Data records
***

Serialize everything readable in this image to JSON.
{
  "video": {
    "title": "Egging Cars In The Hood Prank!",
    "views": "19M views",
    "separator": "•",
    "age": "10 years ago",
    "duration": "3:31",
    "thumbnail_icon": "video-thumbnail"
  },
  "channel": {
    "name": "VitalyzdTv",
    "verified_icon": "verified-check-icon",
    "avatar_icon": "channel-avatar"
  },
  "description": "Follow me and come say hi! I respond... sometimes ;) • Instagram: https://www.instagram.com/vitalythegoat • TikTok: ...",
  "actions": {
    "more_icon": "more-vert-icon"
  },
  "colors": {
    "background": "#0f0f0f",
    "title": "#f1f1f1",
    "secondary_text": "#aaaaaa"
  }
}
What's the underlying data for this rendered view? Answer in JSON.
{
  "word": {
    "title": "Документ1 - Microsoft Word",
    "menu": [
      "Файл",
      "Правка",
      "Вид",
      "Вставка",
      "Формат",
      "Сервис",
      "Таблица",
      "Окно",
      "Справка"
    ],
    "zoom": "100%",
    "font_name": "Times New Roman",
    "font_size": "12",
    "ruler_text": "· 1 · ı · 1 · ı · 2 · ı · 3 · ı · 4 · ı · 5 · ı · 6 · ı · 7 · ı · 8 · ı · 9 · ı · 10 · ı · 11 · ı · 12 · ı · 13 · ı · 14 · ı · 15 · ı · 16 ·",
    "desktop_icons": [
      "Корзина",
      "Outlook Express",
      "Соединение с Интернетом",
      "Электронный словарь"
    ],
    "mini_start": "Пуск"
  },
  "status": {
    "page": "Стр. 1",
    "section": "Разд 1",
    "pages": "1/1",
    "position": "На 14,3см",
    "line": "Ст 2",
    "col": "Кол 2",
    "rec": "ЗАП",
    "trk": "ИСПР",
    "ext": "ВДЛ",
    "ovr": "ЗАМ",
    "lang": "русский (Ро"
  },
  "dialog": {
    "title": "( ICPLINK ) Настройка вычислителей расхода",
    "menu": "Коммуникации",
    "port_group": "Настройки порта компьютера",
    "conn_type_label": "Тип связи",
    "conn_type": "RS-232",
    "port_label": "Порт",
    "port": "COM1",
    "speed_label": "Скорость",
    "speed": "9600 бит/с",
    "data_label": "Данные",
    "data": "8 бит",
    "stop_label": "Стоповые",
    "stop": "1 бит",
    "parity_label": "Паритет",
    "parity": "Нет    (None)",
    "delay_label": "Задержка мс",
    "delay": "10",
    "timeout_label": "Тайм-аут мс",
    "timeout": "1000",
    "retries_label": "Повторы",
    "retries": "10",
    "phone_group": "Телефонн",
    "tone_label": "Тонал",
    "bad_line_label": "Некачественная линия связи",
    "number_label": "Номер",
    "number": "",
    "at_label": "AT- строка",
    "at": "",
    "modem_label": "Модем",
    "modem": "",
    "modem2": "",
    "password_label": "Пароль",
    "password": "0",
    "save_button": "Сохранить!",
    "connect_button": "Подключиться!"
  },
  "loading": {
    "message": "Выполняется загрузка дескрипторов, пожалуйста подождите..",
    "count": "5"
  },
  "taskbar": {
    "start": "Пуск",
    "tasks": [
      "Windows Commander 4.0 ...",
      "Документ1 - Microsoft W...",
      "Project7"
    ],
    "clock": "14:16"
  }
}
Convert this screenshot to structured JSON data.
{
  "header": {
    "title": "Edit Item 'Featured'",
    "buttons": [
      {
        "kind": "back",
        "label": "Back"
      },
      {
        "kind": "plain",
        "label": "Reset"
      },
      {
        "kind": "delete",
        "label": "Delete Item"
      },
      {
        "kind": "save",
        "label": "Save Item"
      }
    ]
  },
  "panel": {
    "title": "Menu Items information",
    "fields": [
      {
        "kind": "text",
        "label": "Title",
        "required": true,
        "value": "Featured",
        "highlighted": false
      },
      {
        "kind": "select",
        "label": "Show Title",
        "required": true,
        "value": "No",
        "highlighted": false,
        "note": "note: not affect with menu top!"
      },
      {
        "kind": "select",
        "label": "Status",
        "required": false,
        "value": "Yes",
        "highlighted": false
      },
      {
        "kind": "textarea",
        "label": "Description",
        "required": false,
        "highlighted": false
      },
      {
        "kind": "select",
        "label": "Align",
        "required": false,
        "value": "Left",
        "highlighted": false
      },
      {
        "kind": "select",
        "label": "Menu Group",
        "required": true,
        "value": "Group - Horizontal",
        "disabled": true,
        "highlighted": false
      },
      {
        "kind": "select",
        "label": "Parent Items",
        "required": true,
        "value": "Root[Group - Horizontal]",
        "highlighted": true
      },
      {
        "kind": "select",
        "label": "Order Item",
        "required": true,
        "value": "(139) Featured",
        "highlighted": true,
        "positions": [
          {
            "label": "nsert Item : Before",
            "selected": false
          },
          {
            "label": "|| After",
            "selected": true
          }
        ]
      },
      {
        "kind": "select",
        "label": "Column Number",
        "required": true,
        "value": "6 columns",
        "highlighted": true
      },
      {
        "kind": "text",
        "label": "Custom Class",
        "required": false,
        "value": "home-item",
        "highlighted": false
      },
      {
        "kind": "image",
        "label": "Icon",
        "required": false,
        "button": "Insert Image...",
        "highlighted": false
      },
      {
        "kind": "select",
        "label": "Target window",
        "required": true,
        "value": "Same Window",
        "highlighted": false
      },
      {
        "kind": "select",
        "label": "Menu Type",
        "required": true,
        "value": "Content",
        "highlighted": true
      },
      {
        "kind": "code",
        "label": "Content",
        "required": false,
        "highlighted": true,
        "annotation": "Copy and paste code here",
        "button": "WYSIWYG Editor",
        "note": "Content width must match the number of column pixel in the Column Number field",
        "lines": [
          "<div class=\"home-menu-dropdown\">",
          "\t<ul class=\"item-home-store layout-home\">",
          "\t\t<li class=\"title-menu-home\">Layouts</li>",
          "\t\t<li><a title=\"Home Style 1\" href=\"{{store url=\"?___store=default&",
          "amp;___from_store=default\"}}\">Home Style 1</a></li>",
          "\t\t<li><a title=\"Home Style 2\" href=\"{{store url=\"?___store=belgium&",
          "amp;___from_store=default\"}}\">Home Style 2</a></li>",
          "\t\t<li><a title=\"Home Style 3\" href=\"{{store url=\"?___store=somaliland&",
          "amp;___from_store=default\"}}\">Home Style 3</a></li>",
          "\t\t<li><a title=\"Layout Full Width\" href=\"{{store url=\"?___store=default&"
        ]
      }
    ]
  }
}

***

## Instruction
Scan the material above for the word "this". Copy each line where it occurs.

## Answer below
Serialize everything readable in this image to JSON.
What's the underlying data for this rendered view? Answer in JSON.
Convert this screenshot to structured JSON data.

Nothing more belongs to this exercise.